Examine the entries and show every line in which the word "JSON" is found.

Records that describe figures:
▬▬▬▬▬▬▬▬▬▬

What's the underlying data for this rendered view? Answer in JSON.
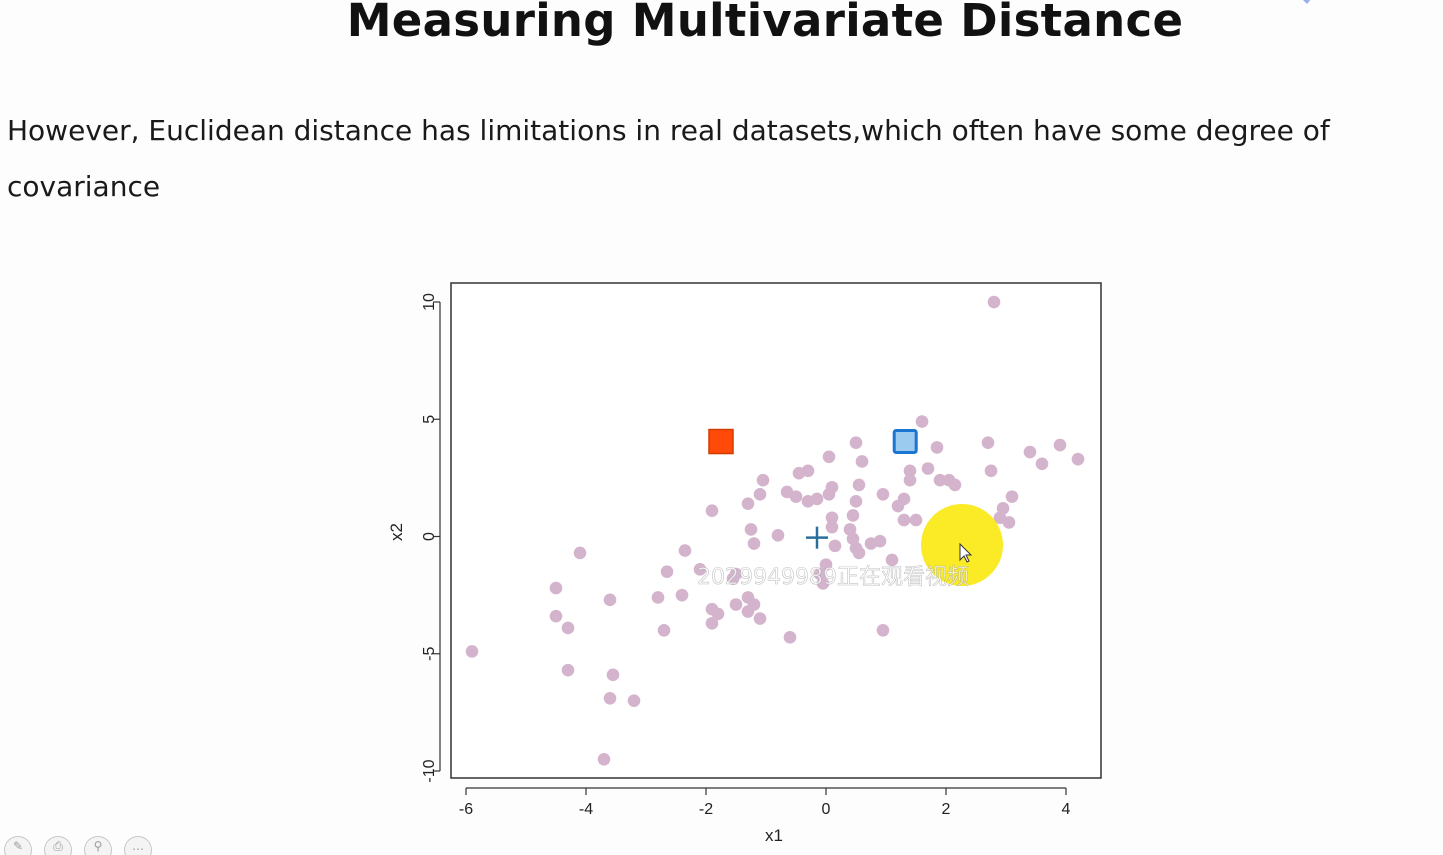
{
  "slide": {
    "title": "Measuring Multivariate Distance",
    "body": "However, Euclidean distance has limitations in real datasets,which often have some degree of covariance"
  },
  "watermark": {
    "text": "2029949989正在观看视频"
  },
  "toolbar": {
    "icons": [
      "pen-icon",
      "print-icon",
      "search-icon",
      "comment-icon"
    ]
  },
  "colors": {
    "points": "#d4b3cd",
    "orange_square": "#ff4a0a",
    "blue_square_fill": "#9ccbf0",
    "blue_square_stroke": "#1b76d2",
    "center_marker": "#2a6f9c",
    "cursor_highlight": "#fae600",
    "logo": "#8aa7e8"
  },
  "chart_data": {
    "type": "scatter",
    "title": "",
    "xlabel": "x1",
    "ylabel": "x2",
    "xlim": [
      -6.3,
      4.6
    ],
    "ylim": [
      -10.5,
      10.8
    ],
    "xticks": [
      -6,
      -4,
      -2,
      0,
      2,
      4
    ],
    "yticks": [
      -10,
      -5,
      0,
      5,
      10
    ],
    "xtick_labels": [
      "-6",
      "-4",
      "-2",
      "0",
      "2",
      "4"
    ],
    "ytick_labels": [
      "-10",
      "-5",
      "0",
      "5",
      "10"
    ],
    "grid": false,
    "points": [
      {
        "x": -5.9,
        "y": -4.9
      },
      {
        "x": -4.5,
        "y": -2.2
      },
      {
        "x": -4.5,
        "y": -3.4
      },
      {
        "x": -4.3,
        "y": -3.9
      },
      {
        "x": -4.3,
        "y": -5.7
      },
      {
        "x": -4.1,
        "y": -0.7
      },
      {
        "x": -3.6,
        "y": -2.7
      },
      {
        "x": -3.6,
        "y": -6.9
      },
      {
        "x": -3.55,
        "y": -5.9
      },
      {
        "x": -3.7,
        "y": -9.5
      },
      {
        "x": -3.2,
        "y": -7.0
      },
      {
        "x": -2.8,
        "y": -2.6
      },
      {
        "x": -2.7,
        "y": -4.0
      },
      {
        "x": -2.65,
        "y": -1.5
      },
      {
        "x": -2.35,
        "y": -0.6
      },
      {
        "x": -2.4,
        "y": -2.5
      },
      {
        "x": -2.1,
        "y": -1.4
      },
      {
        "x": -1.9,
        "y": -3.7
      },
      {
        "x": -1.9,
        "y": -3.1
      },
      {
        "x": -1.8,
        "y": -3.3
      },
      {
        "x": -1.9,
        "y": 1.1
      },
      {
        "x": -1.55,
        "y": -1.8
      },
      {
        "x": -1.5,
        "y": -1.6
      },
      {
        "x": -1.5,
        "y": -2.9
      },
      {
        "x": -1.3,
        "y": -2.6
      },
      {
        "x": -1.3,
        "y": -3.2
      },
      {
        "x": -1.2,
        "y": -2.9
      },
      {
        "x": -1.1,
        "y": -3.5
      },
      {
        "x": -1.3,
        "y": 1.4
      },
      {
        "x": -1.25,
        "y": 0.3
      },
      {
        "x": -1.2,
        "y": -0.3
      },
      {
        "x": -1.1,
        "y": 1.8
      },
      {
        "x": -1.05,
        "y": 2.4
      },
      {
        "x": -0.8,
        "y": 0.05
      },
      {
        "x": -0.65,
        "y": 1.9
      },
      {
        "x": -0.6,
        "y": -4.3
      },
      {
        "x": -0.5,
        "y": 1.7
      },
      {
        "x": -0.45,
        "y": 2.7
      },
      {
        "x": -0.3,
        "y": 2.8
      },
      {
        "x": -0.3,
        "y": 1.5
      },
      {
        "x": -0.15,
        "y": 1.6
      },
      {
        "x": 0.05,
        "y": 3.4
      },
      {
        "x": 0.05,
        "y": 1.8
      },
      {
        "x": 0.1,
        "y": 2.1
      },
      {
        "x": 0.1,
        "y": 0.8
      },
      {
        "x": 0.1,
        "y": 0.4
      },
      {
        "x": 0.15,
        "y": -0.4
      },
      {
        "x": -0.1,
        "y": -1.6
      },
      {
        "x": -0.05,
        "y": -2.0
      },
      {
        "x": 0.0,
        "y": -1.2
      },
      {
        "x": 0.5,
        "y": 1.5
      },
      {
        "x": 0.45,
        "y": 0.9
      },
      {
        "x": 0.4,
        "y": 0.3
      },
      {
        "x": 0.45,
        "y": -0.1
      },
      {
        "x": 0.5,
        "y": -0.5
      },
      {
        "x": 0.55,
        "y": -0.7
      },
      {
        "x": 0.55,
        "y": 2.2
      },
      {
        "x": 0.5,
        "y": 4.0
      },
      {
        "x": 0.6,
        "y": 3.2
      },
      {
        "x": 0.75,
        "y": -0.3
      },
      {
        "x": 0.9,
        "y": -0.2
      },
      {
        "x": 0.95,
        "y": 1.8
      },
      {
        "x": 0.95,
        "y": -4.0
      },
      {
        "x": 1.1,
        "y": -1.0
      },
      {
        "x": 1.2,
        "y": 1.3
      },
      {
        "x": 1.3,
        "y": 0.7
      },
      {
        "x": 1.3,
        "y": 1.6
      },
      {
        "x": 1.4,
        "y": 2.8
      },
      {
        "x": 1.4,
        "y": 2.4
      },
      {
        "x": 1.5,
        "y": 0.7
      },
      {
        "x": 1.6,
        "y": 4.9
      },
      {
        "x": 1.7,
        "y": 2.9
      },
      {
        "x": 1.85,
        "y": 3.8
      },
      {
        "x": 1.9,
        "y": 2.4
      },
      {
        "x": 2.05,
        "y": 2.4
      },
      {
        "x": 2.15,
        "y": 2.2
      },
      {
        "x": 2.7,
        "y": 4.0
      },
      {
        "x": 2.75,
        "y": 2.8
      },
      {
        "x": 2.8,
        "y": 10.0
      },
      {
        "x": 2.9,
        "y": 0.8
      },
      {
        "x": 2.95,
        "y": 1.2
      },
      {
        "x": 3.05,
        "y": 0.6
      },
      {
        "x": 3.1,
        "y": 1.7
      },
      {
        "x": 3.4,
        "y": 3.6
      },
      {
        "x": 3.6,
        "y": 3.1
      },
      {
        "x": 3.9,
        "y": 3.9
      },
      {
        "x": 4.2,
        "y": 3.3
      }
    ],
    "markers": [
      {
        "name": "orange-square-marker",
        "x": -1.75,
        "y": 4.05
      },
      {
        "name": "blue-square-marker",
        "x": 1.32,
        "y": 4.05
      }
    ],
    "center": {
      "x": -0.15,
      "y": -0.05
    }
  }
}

▬▬▬▬▬▬▬▬▬▬

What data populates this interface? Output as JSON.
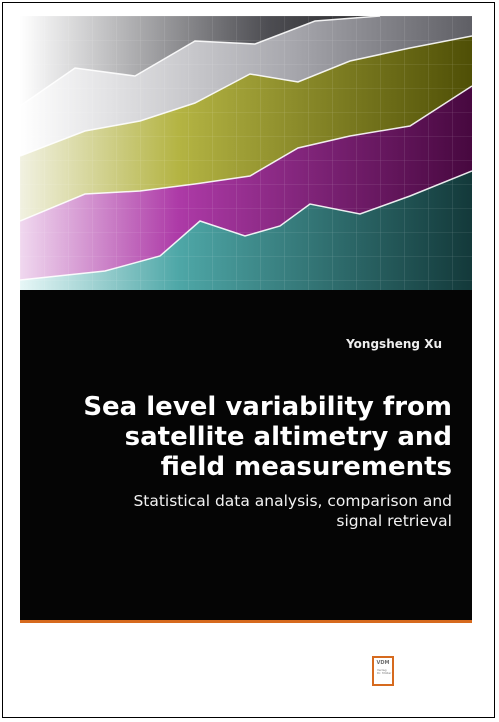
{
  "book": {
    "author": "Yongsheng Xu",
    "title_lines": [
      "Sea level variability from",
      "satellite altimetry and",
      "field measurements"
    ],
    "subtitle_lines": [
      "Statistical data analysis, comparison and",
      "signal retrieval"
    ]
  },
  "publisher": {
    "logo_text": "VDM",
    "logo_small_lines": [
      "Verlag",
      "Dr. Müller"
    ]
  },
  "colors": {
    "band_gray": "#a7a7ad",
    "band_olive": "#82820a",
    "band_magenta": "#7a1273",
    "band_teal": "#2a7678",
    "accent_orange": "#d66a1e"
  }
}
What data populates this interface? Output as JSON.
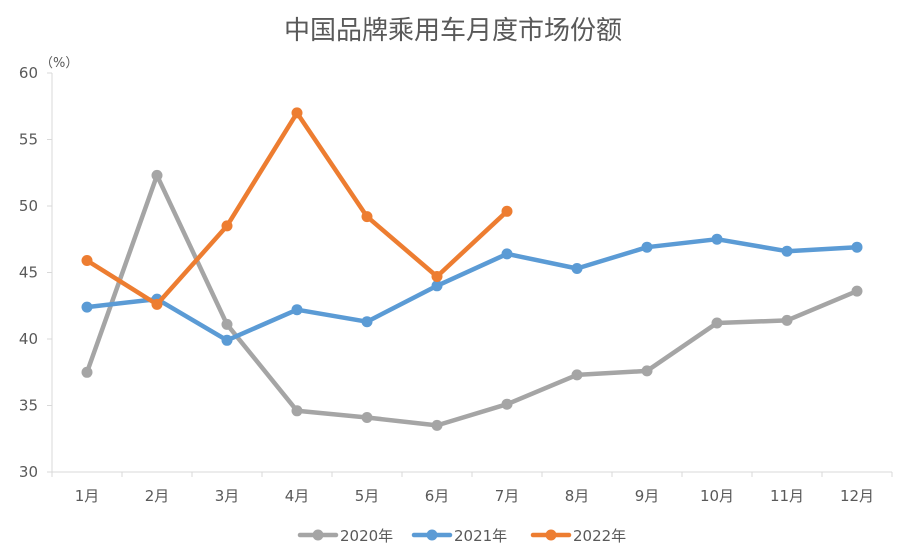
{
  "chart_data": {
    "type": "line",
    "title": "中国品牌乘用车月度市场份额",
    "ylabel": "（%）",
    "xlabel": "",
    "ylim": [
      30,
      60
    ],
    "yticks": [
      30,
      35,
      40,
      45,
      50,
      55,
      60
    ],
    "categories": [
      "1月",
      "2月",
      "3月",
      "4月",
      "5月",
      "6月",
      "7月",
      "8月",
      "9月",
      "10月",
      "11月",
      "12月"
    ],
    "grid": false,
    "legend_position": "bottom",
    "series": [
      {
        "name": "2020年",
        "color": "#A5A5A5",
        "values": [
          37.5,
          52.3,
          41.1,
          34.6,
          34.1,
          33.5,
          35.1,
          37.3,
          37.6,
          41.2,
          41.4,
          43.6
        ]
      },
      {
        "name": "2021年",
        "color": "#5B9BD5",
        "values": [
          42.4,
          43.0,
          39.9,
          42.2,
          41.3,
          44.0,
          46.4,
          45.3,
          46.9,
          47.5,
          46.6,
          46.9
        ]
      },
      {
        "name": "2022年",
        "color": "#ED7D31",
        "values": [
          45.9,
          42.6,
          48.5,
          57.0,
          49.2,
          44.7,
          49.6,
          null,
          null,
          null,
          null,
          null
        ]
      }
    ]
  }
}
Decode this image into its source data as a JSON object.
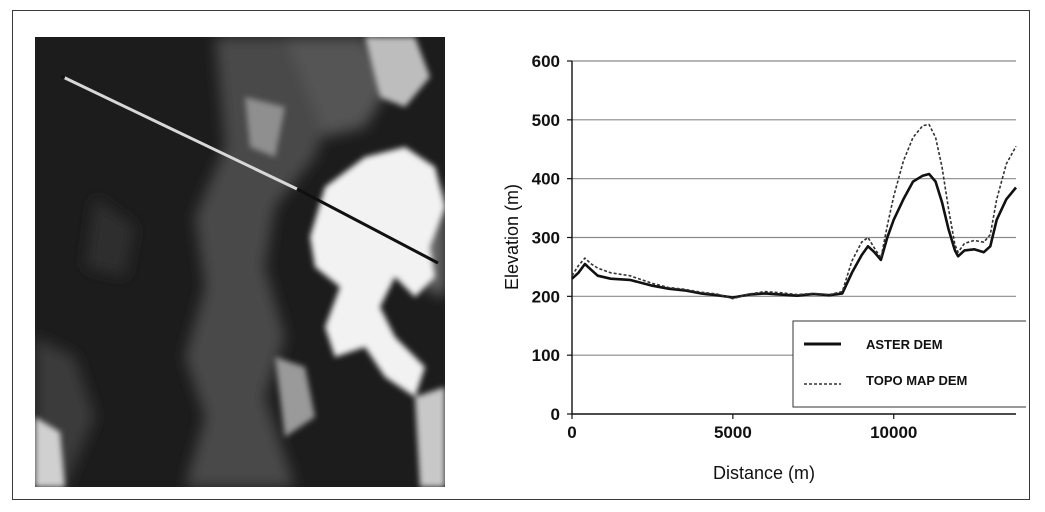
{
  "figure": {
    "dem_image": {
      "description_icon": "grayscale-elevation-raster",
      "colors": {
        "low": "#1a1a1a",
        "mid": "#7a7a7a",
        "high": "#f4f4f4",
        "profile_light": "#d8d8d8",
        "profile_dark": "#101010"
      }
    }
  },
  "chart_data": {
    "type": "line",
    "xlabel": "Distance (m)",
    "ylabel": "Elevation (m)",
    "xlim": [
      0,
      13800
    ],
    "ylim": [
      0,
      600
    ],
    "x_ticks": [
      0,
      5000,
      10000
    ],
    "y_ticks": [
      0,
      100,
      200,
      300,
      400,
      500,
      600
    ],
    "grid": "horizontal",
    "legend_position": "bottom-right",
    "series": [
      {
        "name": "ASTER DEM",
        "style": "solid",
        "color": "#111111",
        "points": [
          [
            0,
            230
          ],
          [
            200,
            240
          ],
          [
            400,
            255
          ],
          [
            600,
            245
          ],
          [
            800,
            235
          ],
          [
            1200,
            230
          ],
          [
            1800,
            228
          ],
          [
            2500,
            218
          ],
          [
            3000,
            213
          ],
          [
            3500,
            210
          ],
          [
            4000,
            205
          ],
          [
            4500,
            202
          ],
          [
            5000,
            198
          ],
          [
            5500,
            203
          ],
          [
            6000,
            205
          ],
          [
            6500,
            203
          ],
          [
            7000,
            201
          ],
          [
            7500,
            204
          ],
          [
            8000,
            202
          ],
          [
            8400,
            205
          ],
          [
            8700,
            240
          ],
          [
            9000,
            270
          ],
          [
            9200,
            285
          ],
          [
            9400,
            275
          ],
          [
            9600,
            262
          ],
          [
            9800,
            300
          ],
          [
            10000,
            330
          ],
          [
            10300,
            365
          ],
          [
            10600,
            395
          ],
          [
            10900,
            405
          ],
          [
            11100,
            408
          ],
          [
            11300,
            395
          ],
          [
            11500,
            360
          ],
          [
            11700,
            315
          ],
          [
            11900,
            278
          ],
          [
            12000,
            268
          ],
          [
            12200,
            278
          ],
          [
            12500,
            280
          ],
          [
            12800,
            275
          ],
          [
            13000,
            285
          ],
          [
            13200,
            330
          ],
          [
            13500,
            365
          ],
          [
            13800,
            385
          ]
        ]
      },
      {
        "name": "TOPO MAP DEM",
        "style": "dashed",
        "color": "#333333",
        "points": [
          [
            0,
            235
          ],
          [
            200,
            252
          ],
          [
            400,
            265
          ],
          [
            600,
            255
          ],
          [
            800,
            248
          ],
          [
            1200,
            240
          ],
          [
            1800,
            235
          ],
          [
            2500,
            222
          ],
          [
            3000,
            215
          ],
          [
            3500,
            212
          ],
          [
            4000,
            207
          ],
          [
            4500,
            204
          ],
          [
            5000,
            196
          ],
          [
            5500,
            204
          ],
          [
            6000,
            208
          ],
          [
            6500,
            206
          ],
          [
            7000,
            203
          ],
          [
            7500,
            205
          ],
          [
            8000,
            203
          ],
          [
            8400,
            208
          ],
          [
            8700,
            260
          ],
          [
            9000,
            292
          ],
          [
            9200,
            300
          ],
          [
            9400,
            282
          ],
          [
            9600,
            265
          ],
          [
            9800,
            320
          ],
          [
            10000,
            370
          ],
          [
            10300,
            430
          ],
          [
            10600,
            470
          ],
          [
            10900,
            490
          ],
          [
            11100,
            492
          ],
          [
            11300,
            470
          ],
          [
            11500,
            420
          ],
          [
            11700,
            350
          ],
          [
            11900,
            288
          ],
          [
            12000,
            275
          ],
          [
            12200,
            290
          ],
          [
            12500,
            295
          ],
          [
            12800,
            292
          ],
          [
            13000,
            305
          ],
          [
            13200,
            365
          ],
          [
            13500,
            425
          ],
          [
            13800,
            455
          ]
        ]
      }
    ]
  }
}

▬▬▬▬▬▬▬▬▬▬

Solution for this task:
What's the underlying data for this rendered view? Answer in JSON.
What data populates this interface? Output as JSON.
What data populates this interface? Output as JSON.
Decode this image into its source data as a JSON object.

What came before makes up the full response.